What the exercise asks — Pictures are not part of the copy; repeat everything else in the records exactly.

Records —
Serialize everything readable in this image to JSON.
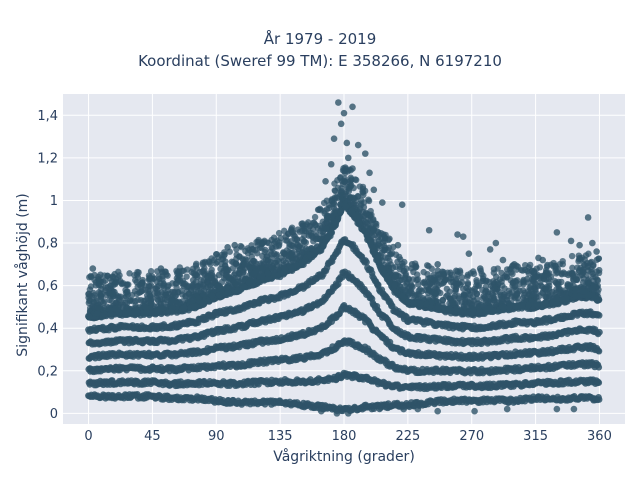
{
  "chart_data": {
    "type": "scatter",
    "title_lines": [
      "År 1979 - 2019",
      "Koordinat (Sweref 99 TM): E 358266, N 6197210"
    ],
    "xlabel": "Vågriktning (grader)",
    "ylabel": "Signifikant våghöjd (m)",
    "xlim": [
      -18,
      378
    ],
    "ylim": [
      -0.05,
      1.5
    ],
    "xticks": [
      0,
      45,
      90,
      135,
      180,
      225,
      270,
      315,
      360
    ],
    "xtick_labels": [
      "0",
      "45",
      "90",
      "135",
      "180",
      "225",
      "270",
      "315",
      "360"
    ],
    "yticks": [
      0,
      0.2,
      0.4,
      0.6,
      0.8,
      1.0,
      1.2,
      1.4
    ],
    "ytick_labels": [
      "0",
      "0,2",
      "0,4",
      "0,6",
      "0,8",
      "1",
      "1,2",
      "1,4"
    ],
    "grid": true,
    "marker_color": "#2f5469",
    "plot_background": "#e5e8f0",
    "density_bands": {
      "direction_deg": [
        0,
        10,
        20,
        30,
        45,
        60,
        75,
        90,
        105,
        120,
        135,
        150,
        165,
        175,
        180,
        185,
        195,
        205,
        215,
        225,
        240,
        255,
        270,
        285,
        300,
        315,
        330,
        345,
        355,
        360
      ],
      "dense_min_m": [
        0.08,
        0.08,
        0.08,
        0.08,
        0.08,
        0.07,
        0.07,
        0.06,
        0.05,
        0.05,
        0.05,
        0.04,
        0.03,
        0.02,
        0.02,
        0.02,
        0.03,
        0.03,
        0.04,
        0.04,
        0.05,
        0.06,
        0.06,
        0.06,
        0.06,
        0.07,
        0.07,
        0.07,
        0.07,
        0.07
      ],
      "dense_max_m": [
        0.45,
        0.46,
        0.47,
        0.47,
        0.47,
        0.48,
        0.5,
        0.55,
        0.58,
        0.62,
        0.65,
        0.7,
        0.78,
        0.9,
        0.98,
        0.95,
        0.85,
        0.7,
        0.58,
        0.52,
        0.5,
        0.48,
        0.47,
        0.48,
        0.5,
        0.5,
        0.52,
        0.55,
        0.55,
        0.53
      ]
    },
    "outliers": [
      {
        "x": 176,
        "y": 1.46
      },
      {
        "x": 180,
        "y": 1.41
      },
      {
        "x": 186,
        "y": 1.44
      },
      {
        "x": 178,
        "y": 1.36
      },
      {
        "x": 173,
        "y": 1.29
      },
      {
        "x": 182,
        "y": 1.27
      },
      {
        "x": 190,
        "y": 1.26
      },
      {
        "x": 195,
        "y": 1.22
      },
      {
        "x": 183,
        "y": 1.2
      },
      {
        "x": 171,
        "y": 1.17
      },
      {
        "x": 186,
        "y": 1.15
      },
      {
        "x": 198,
        "y": 1.13
      },
      {
        "x": 167,
        "y": 1.09
      },
      {
        "x": 201,
        "y": 1.05
      },
      {
        "x": 207,
        "y": 0.99
      },
      {
        "x": 221,
        "y": 0.98
      },
      {
        "x": 156,
        "y": 0.88
      },
      {
        "x": 144,
        "y": 0.85
      },
      {
        "x": 139,
        "y": 0.83
      },
      {
        "x": 103,
        "y": 0.79
      },
      {
        "x": 98,
        "y": 0.78
      },
      {
        "x": 116,
        "y": 0.77
      },
      {
        "x": 131,
        "y": 0.75
      },
      {
        "x": 212,
        "y": 0.82
      },
      {
        "x": 218,
        "y": 0.79
      },
      {
        "x": 228,
        "y": 0.7
      },
      {
        "x": 240,
        "y": 0.86
      },
      {
        "x": 260,
        "y": 0.84
      },
      {
        "x": 264,
        "y": 0.83
      },
      {
        "x": 268,
        "y": 0.75
      },
      {
        "x": 287,
        "y": 0.8
      },
      {
        "x": 283,
        "y": 0.77
      },
      {
        "x": 292,
        "y": 0.72
      },
      {
        "x": 300,
        "y": 0.7
      },
      {
        "x": 317,
        "y": 0.73
      },
      {
        "x": 320,
        "y": 0.72
      },
      {
        "x": 330,
        "y": 0.85
      },
      {
        "x": 340,
        "y": 0.81
      },
      {
        "x": 346,
        "y": 0.79
      },
      {
        "x": 352,
        "y": 0.92
      },
      {
        "x": 355,
        "y": 0.8
      },
      {
        "x": 358,
        "y": 0.76
      },
      {
        "x": 3,
        "y": 0.68
      },
      {
        "x": 7,
        "y": 0.64
      },
      {
        "x": 12,
        "y": 0.59
      },
      {
        "x": 0,
        "y": 0.56
      },
      {
        "x": 23,
        "y": 0.52
      },
      {
        "x": 40,
        "y": 0.58
      },
      {
        "x": 44,
        "y": 0.6
      },
      {
        "x": 51,
        "y": 0.68
      },
      {
        "x": 59,
        "y": 0.57
      },
      {
        "x": 67,
        "y": 0.6
      },
      {
        "x": 81,
        "y": 0.67
      },
      {
        "x": 88,
        "y": 0.62
      },
      {
        "x": 92,
        "y": 0.65
      },
      {
        "x": 109,
        "y": 0.66
      },
      {
        "x": 246,
        "y": 0.7
      },
      {
        "x": 255,
        "y": 0.66
      },
      {
        "x": 276,
        "y": 0.68
      },
      {
        "x": 309,
        "y": 0.63
      },
      {
        "x": 338,
        "y": 0.65
      },
      {
        "x": 250,
        "y": 0.64
      },
      {
        "x": 272,
        "y": 0.01
      },
      {
        "x": 295,
        "y": 0.02
      },
      {
        "x": 246,
        "y": 0.01
      },
      {
        "x": 175,
        "y": 0.0
      },
      {
        "x": 183,
        "y": 0.0
      },
      {
        "x": 164,
        "y": 0.01
      },
      {
        "x": 232,
        "y": 0.02
      },
      {
        "x": 222,
        "y": 0.02
      },
      {
        "x": 330,
        "y": 0.02
      },
      {
        "x": 342,
        "y": 0.02
      }
    ]
  }
}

The output —
Serialize everything readable in this image to JSON.
{
  "chart_data": {
    "type": "scatter",
    "title_lines": [
      "År 1979 - 2019",
      "Koordinat (Sweref 99 TM): E 358266, N 6197210"
    ],
    "xlabel": "Vågriktning (grader)",
    "ylabel": "Signifikant våghöjd (m)",
    "xlim": [
      -18,
      378
    ],
    "ylim": [
      -0.05,
      1.5
    ],
    "xticks": [
      0,
      45,
      90,
      135,
      180,
      225,
      270,
      315,
      360
    ],
    "xtick_labels": [
      "0",
      "45",
      "90",
      "135",
      "180",
      "225",
      "270",
      "315",
      "360"
    ],
    "yticks": [
      0,
      0.2,
      0.4,
      0.6,
      0.8,
      1.0,
      1.2,
      1.4
    ],
    "ytick_labels": [
      "0",
      "0,2",
      "0,4",
      "0,6",
      "0,8",
      "1",
      "1,2",
      "1,4"
    ],
    "grid": true,
    "marker_color": "#2f5469",
    "plot_background": "#e5e8f0",
    "density_bands": {
      "direction_deg": [
        0,
        10,
        20,
        30,
        45,
        60,
        75,
        90,
        105,
        120,
        135,
        150,
        165,
        175,
        180,
        185,
        195,
        205,
        215,
        225,
        240,
        255,
        270,
        285,
        300,
        315,
        330,
        345,
        355,
        360
      ],
      "dense_min_m": [
        0.08,
        0.08,
        0.08,
        0.08,
        0.08,
        0.07,
        0.07,
        0.06,
        0.05,
        0.05,
        0.05,
        0.04,
        0.03,
        0.02,
        0.02,
        0.02,
        0.03,
        0.03,
        0.04,
        0.04,
        0.05,
        0.06,
        0.06,
        0.06,
        0.06,
        0.07,
        0.07,
        0.07,
        0.07,
        0.07
      ],
      "dense_max_m": [
        0.45,
        0.46,
        0.47,
        0.47,
        0.47,
        0.48,
        0.5,
        0.55,
        0.58,
        0.62,
        0.65,
        0.7,
        0.78,
        0.9,
        0.98,
        0.95,
        0.85,
        0.7,
        0.58,
        0.52,
        0.5,
        0.48,
        0.47,
        0.48,
        0.5,
        0.5,
        0.52,
        0.55,
        0.55,
        0.53
      ]
    },
    "outliers": [
      {
        "x": 176,
        "y": 1.46
      },
      {
        "x": 180,
        "y": 1.41
      },
      {
        "x": 186,
        "y": 1.44
      },
      {
        "x": 178,
        "y": 1.36
      },
      {
        "x": 173,
        "y": 1.29
      },
      {
        "x": 182,
        "y": 1.27
      },
      {
        "x": 190,
        "y": 1.26
      },
      {
        "x": 195,
        "y": 1.22
      },
      {
        "x": 183,
        "y": 1.2
      },
      {
        "x": 171,
        "y": 1.17
      },
      {
        "x": 186,
        "y": 1.15
      },
      {
        "x": 198,
        "y": 1.13
      },
      {
        "x": 167,
        "y": 1.09
      },
      {
        "x": 201,
        "y": 1.05
      },
      {
        "x": 207,
        "y": 0.99
      },
      {
        "x": 221,
        "y": 0.98
      },
      {
        "x": 156,
        "y": 0.88
      },
      {
        "x": 144,
        "y": 0.85
      },
      {
        "x": 139,
        "y": 0.83
      },
      {
        "x": 103,
        "y": 0.79
      },
      {
        "x": 98,
        "y": 0.78
      },
      {
        "x": 116,
        "y": 0.77
      },
      {
        "x": 131,
        "y": 0.75
      },
      {
        "x": 212,
        "y": 0.82
      },
      {
        "x": 218,
        "y": 0.79
      },
      {
        "x": 228,
        "y": 0.7
      },
      {
        "x": 240,
        "y": 0.86
      },
      {
        "x": 260,
        "y": 0.84
      },
      {
        "x": 264,
        "y": 0.83
      },
      {
        "x": 268,
        "y": 0.75
      },
      {
        "x": 287,
        "y": 0.8
      },
      {
        "x": 283,
        "y": 0.77
      },
      {
        "x": 292,
        "y": 0.72
      },
      {
        "x": 300,
        "y": 0.7
      },
      {
        "x": 317,
        "y": 0.73
      },
      {
        "x": 320,
        "y": 0.72
      },
      {
        "x": 330,
        "y": 0.85
      },
      {
        "x": 340,
        "y": 0.81
      },
      {
        "x": 346,
        "y": 0.79
      },
      {
        "x": 352,
        "y": 0.92
      },
      {
        "x": 355,
        "y": 0.8
      },
      {
        "x": 358,
        "y": 0.76
      },
      {
        "x": 3,
        "y": 0.68
      },
      {
        "x": 7,
        "y": 0.64
      },
      {
        "x": 12,
        "y": 0.59
      },
      {
        "x": 0,
        "y": 0.56
      },
      {
        "x": 23,
        "y": 0.52
      },
      {
        "x": 40,
        "y": 0.58
      },
      {
        "x": 44,
        "y": 0.6
      },
      {
        "x": 51,
        "y": 0.68
      },
      {
        "x": 59,
        "y": 0.57
      },
      {
        "x": 67,
        "y": 0.6
      },
      {
        "x": 81,
        "y": 0.67
      },
      {
        "x": 88,
        "y": 0.62
      },
      {
        "x": 92,
        "y": 0.65
      },
      {
        "x": 109,
        "y": 0.66
      },
      {
        "x": 246,
        "y": 0.7
      },
      {
        "x": 255,
        "y": 0.66
      },
      {
        "x": 276,
        "y": 0.68
      },
      {
        "x": 309,
        "y": 0.63
      },
      {
        "x": 338,
        "y": 0.65
      },
      {
        "x": 250,
        "y": 0.64
      },
      {
        "x": 272,
        "y": 0.01
      },
      {
        "x": 295,
        "y": 0.02
      },
      {
        "x": 246,
        "y": 0.01
      },
      {
        "x": 175,
        "y": 0.0
      },
      {
        "x": 183,
        "y": 0.0
      },
      {
        "x": 164,
        "y": 0.01
      },
      {
        "x": 232,
        "y": 0.02
      },
      {
        "x": 222,
        "y": 0.02
      },
      {
        "x": 330,
        "y": 0.02
      },
      {
        "x": 342,
        "y": 0.02
      }
    ]
  }
}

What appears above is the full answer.